TASK TO CARRY OUT: Check each line for the string "this" and give only the count of lines that have it.
— begin INPUT MATERIAL —
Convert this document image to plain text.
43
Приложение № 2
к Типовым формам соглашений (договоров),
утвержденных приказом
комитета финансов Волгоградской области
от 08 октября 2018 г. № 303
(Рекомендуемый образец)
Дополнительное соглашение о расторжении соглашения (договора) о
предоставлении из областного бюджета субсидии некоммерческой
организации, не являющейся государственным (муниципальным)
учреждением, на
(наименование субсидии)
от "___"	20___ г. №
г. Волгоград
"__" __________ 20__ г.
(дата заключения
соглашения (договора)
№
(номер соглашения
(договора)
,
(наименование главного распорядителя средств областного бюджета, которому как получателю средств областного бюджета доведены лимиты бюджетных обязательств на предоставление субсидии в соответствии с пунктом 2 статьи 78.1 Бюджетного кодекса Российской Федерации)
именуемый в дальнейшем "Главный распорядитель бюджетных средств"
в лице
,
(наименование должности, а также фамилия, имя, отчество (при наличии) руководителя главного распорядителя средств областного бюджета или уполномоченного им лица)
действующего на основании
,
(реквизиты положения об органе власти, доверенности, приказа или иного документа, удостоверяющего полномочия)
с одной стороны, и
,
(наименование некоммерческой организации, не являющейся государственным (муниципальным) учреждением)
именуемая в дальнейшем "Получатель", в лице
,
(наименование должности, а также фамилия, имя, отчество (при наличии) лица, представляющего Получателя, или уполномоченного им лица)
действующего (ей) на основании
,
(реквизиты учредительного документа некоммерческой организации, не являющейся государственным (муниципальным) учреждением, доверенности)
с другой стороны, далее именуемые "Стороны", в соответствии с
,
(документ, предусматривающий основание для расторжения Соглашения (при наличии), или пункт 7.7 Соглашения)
— end INPUT MATERIAL —
— begin INPUT MATERIAL —
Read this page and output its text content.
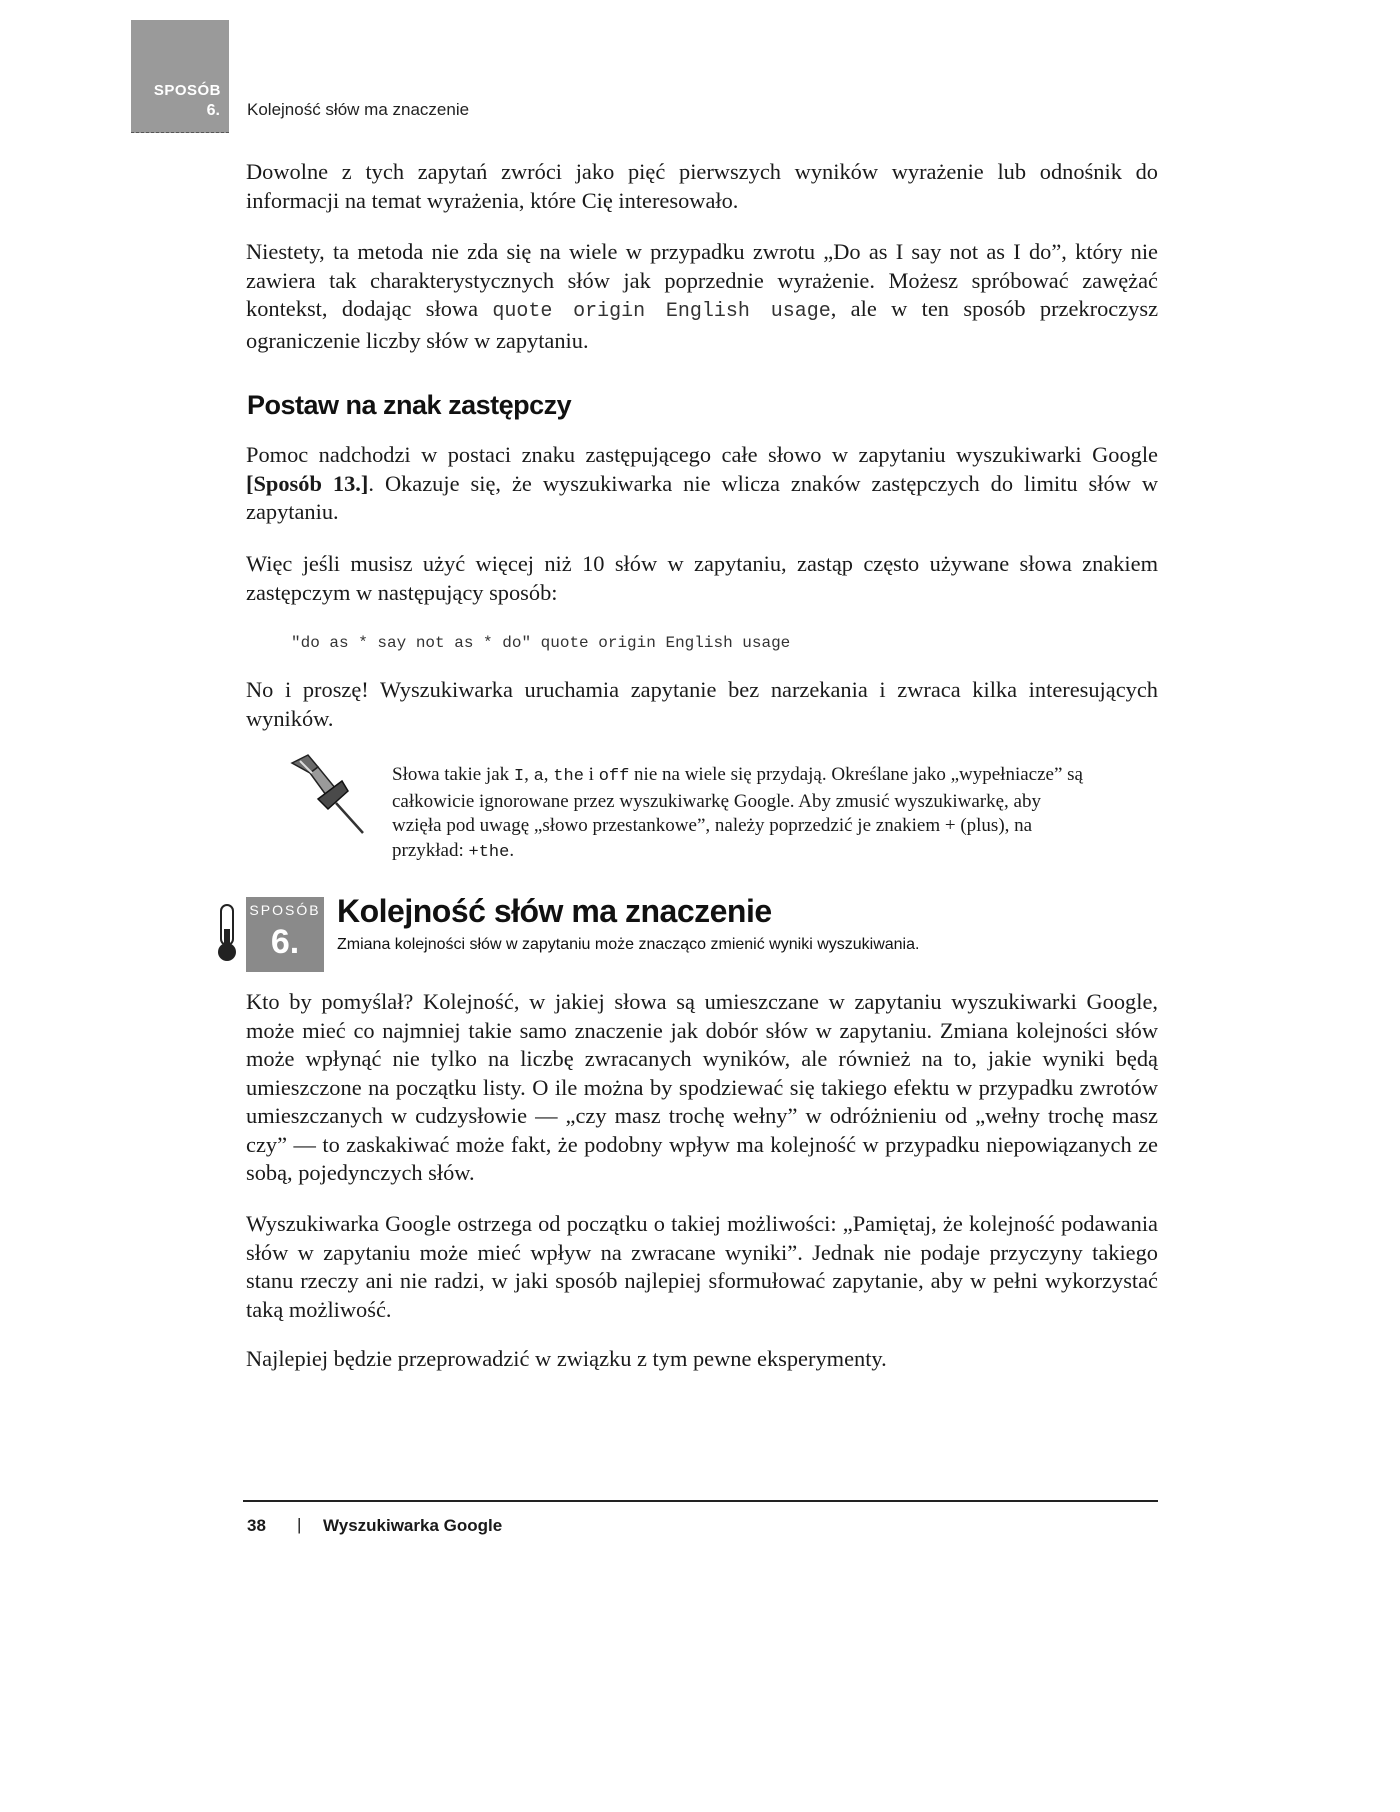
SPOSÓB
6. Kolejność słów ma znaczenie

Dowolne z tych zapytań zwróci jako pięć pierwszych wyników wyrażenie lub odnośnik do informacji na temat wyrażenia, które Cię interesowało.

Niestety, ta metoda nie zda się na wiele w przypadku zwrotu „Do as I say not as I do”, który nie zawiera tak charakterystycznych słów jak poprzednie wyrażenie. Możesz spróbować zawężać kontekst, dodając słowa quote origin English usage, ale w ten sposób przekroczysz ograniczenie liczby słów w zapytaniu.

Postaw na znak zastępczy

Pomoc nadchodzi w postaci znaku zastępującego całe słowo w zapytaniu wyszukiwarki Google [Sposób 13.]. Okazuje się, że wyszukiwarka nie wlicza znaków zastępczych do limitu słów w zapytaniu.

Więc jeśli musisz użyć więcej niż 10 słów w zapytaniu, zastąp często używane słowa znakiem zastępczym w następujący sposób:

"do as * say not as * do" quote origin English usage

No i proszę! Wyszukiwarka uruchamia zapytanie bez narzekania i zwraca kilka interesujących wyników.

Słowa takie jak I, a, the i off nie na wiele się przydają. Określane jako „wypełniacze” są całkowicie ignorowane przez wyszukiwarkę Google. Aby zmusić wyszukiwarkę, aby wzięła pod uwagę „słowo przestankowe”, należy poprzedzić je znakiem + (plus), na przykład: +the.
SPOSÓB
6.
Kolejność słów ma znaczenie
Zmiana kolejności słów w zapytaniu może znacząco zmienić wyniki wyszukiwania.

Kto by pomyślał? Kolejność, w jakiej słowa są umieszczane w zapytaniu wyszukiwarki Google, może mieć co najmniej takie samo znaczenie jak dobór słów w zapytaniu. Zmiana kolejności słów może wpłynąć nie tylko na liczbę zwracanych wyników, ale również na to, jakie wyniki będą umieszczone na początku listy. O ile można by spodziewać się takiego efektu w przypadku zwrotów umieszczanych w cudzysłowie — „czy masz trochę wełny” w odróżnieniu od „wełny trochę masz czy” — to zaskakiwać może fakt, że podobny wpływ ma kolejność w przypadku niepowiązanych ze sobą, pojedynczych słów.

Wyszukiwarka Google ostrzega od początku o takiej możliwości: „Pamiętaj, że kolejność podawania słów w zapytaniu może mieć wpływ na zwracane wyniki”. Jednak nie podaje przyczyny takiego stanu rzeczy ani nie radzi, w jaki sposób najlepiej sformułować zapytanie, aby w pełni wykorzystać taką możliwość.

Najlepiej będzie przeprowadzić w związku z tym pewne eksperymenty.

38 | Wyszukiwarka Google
— end INPUT MATERIAL —
CORRECT RESULT: 2